In 2016, Snapp was asked to prepare a "technical guidance" document based on the measurement method memorialized in the 2014 minutes. Technical guidance documents provide internal guidance for staff, but OR-OSHA considers them "important enough" that it publishes them on its website so that the information is available to the general public. Snapp explained that, in preparing technical guidance on safety requirements, OR-OSHA takes into consideration any relevant interpretation letters or other guidance issued by OR-OSHA's federal counterpart agency, the federal Occupational Safety and Health Administration (federal OSHA). OR-OSHA does not consider federal interpretations binding, however, because OR-OSHA is a state agency that determines for itself what workplace safety rules to adopt. In all events, federal OSHA has not issued any relevant guidance on 29 CFR § 1910.219(c)(4)(i), which Snapp confirmed before the contested case hearing. Snapp explained further that federal OSHA was not the source of 29 CFR § 1910.219(c)(4)(i). Instead, the text of that and other federal OSHA rules originated in voluntary consensus standards established by the American National Standards Institute (ANSI), which dated back to the mid-1950s.⁶ Snapp could not say why ANSI had selected one-half the diameter of the shaft as the mathematical formula for how far a shaft end could project; the ANSI standard is now more strict.⁷

But Snapp speculated that the 1950s formula arose out of a "negotiated consensus" to keep the shaft end as short as possible while still allowing a collar to be attached to it.

In the 2016 technical guidance document that Snapp prepared, he adhered to the measurement memorialized in the 2014 minutes, using the following question and answer format:

"Question: When measuring a protruding mechanical power-transmission shaft, is the portion located under the collar included?

"Answer: Yes. When measuring the projecting length of an unguarded shaft, include the portion of the shaft that passes through a collar that rotates with the shaft. Measure from the end of the shaft back to the closest stationary enclosure the shaft passes through."

Snapp also set out an illustration of how to measure a shaft end with a collar attached to it, which was essentially identical to one that the 2014 policy group minutes had included:

After Snapp prepared that technical guidance document, it was posted to OR-OSHA's website.

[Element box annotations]
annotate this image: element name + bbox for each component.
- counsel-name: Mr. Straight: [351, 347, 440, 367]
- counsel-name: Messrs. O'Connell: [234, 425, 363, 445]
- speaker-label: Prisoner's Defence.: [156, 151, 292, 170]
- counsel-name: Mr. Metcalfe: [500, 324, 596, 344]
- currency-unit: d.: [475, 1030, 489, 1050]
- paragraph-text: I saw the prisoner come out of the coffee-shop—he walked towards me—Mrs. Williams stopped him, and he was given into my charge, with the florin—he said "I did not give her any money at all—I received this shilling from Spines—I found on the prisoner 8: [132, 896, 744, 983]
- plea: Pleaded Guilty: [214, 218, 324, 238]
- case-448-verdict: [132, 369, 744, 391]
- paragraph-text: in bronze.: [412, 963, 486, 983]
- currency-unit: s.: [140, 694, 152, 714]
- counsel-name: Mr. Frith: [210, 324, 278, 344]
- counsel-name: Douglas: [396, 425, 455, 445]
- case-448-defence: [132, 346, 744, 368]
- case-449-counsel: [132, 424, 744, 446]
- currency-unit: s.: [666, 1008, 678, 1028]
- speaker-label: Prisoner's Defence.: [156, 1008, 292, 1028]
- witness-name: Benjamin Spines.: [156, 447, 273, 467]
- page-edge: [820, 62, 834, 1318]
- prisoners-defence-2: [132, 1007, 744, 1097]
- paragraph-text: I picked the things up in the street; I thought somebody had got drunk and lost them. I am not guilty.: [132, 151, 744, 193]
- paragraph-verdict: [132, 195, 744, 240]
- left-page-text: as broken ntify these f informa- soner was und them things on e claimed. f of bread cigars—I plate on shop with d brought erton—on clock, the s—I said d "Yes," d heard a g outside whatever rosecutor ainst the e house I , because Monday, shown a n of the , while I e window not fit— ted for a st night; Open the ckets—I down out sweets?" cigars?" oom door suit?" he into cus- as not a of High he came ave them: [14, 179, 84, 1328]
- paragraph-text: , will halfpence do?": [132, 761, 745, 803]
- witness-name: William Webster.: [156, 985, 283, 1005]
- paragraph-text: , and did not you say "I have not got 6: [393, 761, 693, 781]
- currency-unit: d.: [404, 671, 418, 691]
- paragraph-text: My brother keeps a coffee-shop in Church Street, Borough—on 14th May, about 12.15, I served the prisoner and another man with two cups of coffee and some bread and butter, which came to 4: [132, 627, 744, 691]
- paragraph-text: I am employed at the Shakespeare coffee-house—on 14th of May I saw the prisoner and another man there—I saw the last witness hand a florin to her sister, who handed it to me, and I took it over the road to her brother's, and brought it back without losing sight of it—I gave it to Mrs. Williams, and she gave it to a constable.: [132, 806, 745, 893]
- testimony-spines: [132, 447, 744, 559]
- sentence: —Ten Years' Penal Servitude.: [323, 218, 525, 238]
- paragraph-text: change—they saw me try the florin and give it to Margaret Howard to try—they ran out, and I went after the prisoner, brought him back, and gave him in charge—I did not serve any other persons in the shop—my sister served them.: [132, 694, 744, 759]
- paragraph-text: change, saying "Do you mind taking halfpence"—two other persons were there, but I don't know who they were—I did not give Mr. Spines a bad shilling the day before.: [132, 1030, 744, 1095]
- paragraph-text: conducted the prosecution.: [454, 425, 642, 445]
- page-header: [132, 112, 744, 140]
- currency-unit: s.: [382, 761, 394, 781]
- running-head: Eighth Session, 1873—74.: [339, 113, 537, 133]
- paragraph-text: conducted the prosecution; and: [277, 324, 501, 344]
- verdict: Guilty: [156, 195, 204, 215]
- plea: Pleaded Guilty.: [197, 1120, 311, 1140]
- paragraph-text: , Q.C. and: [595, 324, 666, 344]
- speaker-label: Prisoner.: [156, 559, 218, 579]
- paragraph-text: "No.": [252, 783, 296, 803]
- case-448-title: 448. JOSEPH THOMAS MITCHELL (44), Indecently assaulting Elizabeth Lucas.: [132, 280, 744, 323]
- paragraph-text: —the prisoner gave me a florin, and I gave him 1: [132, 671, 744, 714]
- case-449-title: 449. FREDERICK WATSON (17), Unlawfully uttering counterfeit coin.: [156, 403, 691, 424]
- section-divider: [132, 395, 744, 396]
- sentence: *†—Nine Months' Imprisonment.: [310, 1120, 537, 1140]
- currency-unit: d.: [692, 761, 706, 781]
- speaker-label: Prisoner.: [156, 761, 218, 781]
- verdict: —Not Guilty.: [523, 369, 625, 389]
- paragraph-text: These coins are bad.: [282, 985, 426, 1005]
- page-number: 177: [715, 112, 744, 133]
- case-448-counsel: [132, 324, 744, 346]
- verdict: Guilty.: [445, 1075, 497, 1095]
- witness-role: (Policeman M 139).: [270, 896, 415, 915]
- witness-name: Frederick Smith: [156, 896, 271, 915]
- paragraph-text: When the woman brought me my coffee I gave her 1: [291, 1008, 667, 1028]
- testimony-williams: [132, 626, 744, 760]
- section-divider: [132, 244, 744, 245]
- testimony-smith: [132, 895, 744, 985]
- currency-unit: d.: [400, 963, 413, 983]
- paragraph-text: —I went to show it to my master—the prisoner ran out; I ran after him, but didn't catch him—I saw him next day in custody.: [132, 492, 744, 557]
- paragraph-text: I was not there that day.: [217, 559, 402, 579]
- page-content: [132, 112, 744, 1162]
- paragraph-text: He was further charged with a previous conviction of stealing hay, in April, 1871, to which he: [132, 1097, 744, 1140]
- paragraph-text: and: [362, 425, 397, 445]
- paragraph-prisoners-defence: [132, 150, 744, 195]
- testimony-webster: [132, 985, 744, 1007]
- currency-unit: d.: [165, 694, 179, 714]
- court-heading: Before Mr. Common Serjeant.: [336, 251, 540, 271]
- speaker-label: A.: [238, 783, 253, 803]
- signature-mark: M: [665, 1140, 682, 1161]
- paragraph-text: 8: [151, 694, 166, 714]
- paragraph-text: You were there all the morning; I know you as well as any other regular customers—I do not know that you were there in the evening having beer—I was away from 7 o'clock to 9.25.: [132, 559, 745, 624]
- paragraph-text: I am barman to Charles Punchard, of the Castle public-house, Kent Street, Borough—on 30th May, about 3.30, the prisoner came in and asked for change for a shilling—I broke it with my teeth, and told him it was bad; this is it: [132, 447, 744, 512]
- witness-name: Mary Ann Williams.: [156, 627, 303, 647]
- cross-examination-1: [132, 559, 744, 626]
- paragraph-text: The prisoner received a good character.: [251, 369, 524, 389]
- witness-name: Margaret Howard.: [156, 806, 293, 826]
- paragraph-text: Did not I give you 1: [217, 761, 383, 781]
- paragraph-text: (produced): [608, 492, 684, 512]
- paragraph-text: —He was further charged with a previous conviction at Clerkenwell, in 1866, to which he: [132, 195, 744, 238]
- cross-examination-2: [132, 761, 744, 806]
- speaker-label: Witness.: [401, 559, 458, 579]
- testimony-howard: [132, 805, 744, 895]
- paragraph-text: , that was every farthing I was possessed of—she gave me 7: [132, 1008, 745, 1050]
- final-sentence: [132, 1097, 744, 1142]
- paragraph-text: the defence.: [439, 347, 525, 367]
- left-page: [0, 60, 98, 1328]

[WHAT THE TASK REQUIRES]
Please write the next part of the passage on OR-OSHA's shaft-measurement guidance, picking up right after its last sentence.

[RESULT]
Snapp, who has a degree in occupational safety and health, testified why OR-OSHA uses that measurement method under 29 CFR § 1910.219(c)(4)(i) for shaft ends with an attached collar. He explained that a projecting shaft end on a piece of machinery is a hazard only when the shaft is rotating. The particular safety risk that a rotating shaft creates is an "entanglement hazard," one that can result in serious and fatal physical injuries:

"If you get your hair, your clothing, or something similar entrapped in a rotating shaft, once it starts, it's not going to be a minor abrasion as a result, it's not going to be a skinning or a slight bruise[.] [G]enerally the most serious hazard is your body attempts to conform with the shaft as it rotates around, which results in broken bones, torn ligaments, [and] ripped flesh[.] [T]hese machines are extremely powerful, they have very high-end torque, and they will not even sense a human being * * * entrapped[.] [The shaft] will continue to wrap around and around and around with a person going around and around and around with it until either the part of the body that is attached has been torn off, such as a scalping, or the clothing or the equipment that has been wrapped in [it] has torn away[.] [The] compressional factors of clothing being ripped away from your body can create injuries to the flesh and bones on your back even though the shaft is wrapped in front of you[.]"

Snapp observed that the rule, in referring to a "projecting" shaft end, textually contemplated a shaft that...